WORK REQUIRED >> Reproduce each record exactly.

DATASET >>
>> Begin
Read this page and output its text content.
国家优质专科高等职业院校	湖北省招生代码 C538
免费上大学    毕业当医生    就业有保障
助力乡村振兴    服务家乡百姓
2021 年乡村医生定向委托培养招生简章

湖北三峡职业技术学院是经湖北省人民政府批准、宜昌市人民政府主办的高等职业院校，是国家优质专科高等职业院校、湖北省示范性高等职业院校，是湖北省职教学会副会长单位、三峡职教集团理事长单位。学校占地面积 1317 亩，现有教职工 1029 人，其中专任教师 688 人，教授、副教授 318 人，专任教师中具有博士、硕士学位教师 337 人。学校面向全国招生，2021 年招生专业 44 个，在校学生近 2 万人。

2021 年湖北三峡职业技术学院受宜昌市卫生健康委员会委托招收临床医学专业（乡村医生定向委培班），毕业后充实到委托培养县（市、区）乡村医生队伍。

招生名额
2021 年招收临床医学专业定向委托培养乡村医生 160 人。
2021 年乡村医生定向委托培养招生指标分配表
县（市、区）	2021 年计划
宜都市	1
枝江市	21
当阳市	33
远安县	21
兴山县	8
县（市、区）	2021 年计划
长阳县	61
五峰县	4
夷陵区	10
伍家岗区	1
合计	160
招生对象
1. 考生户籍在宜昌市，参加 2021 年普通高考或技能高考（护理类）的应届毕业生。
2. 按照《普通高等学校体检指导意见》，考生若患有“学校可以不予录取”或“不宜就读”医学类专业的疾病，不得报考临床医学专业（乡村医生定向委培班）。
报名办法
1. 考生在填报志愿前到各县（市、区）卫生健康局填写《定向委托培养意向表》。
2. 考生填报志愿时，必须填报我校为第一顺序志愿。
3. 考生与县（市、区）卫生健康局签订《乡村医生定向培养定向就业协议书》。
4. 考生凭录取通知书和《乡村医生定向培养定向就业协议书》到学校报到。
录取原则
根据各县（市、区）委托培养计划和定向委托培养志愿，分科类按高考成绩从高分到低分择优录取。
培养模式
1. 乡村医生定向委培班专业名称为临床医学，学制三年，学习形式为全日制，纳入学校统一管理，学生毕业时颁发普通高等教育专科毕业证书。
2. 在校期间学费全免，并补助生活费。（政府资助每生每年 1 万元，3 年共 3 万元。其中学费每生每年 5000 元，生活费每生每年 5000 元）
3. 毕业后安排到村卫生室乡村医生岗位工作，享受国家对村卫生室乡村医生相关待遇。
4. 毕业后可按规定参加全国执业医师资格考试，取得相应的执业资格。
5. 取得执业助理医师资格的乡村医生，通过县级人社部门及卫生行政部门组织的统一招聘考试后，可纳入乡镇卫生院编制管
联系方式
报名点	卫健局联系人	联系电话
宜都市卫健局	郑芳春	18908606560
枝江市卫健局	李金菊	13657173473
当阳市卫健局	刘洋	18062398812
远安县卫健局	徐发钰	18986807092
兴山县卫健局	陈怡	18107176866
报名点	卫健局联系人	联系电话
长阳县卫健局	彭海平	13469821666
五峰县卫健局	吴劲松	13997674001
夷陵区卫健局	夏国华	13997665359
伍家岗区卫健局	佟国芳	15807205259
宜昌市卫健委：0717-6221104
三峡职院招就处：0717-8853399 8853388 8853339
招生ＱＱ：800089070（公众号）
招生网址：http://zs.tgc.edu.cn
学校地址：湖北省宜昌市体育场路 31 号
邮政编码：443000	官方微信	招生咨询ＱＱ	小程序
>> End
RIGHT ANSWER >>
Read this page and output its text content.
国家优质专科高等职业院校	湖北省招生代码 C538
免费上大学    毕业当医生    就业有保障
助力乡村振兴    服务家乡百姓
2021 年乡村医生定向委托培养招生简章

湖北三峡职业技术学院是经湖北省人民政府批准、宜昌市人民政府主办的高等职业院校，是国家优质专科高等职业院校、湖北省示范性高等职业院校，是湖北省职教学会副会长单位、三峡职教集团理事长单位。学校占地面积 1317 亩，现有教职工 1029 人，其中专任教师 688 人，教授、副教授 318 人，专任教师中具有博士、硕士学位教师 337 人。学校面向全国招生，2021 年招生专业 44 个，在校学生近 2 万人。

2021 年湖北三峡职业技术学院受宜昌市卫生健康委员会委托招收临床医学专业（乡村医生定向委培班），毕业后充实到委托培养县（市、区）乡村医生队伍。

招生名额
2021 年招收临床医学专业定向委托培养乡村医生 160 人。
2021 年乡村医生定向委托培养招生指标分配表
县（市、区）	2021 年计划
宜都市	1
枝江市	21
当阳市	33
远安县	21
兴山县	8
县（市、区）	2021 年计划
长阳县	61
五峰县	4
夷陵区	10
伍家岗区	1
合计	160
招生对象
1. 考生户籍在宜昌市，参加 2021 年普通高考或技能高考（护理类）的应届毕业生。
2. 按照《普通高等学校体检指导意见》，考生若患有“学校可以不予录取”或“不宜就读”医学类专业的疾病，不得报考临床医学专业（乡村医生定向委培班）。
报名办法
1. 考生在填报志愿前到各县（市、区）卫生健康局填写《定向委托培养意向表》。
2. 考生填报志愿时，必须填报我校为第一顺序志愿。
3. 考生与县（市、区）卫生健康局签订《乡村医生定向培养定向就业协议书》。
4. 考生凭录取通知书和《乡村医生定向培养定向就业协议书》到学校报到。
录取原则
根据各县（市、区）委托培养计划和定向委托培养志愿，分科类按高考成绩从高分到低分择优录取。
培养模式
1. 乡村医生定向委培班专业名称为临床医学，学制三年，学习形式为全日制，纳入学校统一管理，学生毕业时颁发普通高等教育专科毕业证书。
2. 在校期间学费全免，并补助生活费。（政府资助每生每年 1 万元，3 年共 3 万元。其中学费每生每年 5000 元，生活费每生每年 5000 元）
3. 毕业后安排到村卫生室乡村医生岗位工作，享受国家对村卫生室乡村医生相关待遇。
4. 毕业后可按规定参加全国执业医师资格考试，取得相应的执业资格。
5. 取得执业助理医师资格的乡村医生，通过县级人社部门及卫生行政部门组织的统一招聘考试后，可纳入乡镇卫生院编制管
联系方式
报名点	卫健局联系人	联系电话
宜都市卫健局	郑芳春	18908606560
枝江市卫健局	李金菊	13657173473
当阳市卫健局	刘洋	18062398812
远安县卫健局	徐发钰	18986807092
兴山县卫健局	陈怡	18107176866
报名点	卫健局联系人	联系电话
长阳县卫健局	彭海平	13469821666
五峰县卫健局	吴劲松	13997674001
夷陵区卫健局	夏国华	13997665359
伍家岗区卫健局	佟国芳	15807205259
宜昌市卫健委：0717-6221104
三峡职院招就处：0717-8853399 8853388 8853339
招生ＱＱ：800089070（公众号）
招生网址：http://zs.tgc.edu.cn
学校地址：湖北省宜昌市体育场路 31 号
邮政编码：443000	官方微信	招生咨询ＱＱ	小程序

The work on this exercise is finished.